__Dataset records__.
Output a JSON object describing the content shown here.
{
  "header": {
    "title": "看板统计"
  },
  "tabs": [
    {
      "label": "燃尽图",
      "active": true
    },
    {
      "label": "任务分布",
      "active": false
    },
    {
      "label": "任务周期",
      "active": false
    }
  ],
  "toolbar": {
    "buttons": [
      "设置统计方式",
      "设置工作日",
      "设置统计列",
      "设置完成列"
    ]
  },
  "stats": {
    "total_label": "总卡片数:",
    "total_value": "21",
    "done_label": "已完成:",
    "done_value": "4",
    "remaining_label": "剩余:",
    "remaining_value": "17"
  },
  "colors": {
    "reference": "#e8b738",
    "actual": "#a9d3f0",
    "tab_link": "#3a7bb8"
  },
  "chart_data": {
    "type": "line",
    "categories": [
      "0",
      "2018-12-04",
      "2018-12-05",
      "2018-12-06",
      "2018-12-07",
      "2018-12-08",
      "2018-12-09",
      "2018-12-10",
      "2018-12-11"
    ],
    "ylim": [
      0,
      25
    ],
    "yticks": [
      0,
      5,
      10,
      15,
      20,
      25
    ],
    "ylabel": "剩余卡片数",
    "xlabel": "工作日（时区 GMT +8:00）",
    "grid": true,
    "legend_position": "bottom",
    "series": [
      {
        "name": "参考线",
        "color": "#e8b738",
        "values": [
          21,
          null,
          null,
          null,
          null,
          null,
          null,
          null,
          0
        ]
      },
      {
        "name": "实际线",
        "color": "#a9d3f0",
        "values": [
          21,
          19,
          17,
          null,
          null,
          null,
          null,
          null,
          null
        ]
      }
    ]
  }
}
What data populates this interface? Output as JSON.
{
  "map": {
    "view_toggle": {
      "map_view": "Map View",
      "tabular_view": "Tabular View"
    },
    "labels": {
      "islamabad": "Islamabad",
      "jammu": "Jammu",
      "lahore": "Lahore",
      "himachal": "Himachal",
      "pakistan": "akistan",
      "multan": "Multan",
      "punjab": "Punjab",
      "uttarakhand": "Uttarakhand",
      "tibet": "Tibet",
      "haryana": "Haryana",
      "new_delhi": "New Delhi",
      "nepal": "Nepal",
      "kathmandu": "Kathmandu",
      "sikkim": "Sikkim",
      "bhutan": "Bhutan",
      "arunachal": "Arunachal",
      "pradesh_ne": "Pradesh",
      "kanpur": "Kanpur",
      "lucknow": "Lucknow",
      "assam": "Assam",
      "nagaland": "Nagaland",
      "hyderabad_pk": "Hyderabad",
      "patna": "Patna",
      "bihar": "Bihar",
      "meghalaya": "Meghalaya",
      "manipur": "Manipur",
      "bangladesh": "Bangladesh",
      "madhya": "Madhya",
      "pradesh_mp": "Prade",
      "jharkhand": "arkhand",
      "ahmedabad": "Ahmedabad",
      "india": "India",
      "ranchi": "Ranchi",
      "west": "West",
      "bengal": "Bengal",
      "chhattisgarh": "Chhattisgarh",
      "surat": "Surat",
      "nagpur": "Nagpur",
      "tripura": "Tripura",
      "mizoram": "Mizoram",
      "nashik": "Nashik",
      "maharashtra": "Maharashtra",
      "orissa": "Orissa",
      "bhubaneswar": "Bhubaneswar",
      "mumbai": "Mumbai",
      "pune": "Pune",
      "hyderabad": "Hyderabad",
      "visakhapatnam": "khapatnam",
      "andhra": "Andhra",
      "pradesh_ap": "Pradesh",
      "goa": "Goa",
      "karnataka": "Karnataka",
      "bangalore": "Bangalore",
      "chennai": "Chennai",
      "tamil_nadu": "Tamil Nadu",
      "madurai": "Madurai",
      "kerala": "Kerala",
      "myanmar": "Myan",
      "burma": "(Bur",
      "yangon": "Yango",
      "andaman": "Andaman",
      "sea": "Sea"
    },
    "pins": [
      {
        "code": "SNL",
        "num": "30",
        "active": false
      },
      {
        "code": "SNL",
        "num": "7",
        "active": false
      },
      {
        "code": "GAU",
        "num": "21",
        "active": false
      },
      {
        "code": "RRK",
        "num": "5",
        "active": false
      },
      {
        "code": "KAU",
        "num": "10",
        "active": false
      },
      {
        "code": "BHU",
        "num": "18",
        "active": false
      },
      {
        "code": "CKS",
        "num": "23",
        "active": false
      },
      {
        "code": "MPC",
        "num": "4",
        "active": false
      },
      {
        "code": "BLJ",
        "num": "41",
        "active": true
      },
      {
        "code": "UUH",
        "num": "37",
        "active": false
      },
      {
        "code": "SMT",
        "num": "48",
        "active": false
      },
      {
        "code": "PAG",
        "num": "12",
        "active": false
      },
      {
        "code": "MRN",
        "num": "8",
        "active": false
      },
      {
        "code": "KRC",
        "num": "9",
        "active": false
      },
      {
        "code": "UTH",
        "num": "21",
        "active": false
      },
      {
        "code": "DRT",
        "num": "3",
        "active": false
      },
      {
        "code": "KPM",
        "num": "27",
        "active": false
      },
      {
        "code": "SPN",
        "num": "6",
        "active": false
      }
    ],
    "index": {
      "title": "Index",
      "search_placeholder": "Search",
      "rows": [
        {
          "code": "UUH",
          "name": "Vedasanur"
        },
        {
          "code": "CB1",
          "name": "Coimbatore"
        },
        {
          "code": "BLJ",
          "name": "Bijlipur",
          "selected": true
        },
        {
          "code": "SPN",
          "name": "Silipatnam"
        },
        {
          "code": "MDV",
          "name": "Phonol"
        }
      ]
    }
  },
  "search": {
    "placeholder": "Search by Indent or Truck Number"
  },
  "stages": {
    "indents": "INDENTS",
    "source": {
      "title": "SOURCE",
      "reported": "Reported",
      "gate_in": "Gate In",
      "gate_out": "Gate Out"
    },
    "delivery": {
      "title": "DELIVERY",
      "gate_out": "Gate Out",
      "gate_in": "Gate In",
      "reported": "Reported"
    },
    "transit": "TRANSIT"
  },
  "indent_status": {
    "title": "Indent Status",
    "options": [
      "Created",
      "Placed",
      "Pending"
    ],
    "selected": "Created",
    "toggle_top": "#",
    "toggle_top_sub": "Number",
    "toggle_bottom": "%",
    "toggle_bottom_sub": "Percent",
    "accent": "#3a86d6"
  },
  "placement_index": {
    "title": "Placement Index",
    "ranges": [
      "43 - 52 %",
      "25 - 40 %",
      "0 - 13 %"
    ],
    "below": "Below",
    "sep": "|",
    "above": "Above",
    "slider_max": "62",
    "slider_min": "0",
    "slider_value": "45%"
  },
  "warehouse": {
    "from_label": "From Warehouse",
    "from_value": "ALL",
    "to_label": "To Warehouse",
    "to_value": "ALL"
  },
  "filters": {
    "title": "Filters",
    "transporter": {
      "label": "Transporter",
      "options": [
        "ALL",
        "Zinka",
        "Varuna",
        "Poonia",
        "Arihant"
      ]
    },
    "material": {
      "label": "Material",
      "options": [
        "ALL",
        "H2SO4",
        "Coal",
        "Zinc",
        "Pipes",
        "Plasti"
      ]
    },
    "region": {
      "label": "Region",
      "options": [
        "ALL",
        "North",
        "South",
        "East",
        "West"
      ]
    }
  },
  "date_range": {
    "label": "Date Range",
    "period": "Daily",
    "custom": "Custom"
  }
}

__What the task requires__. Copy each line above containing the string "JSON".

__The completed task__.
Output a JSON object describing the content shown here.
What data populates this interface? Output as JSON.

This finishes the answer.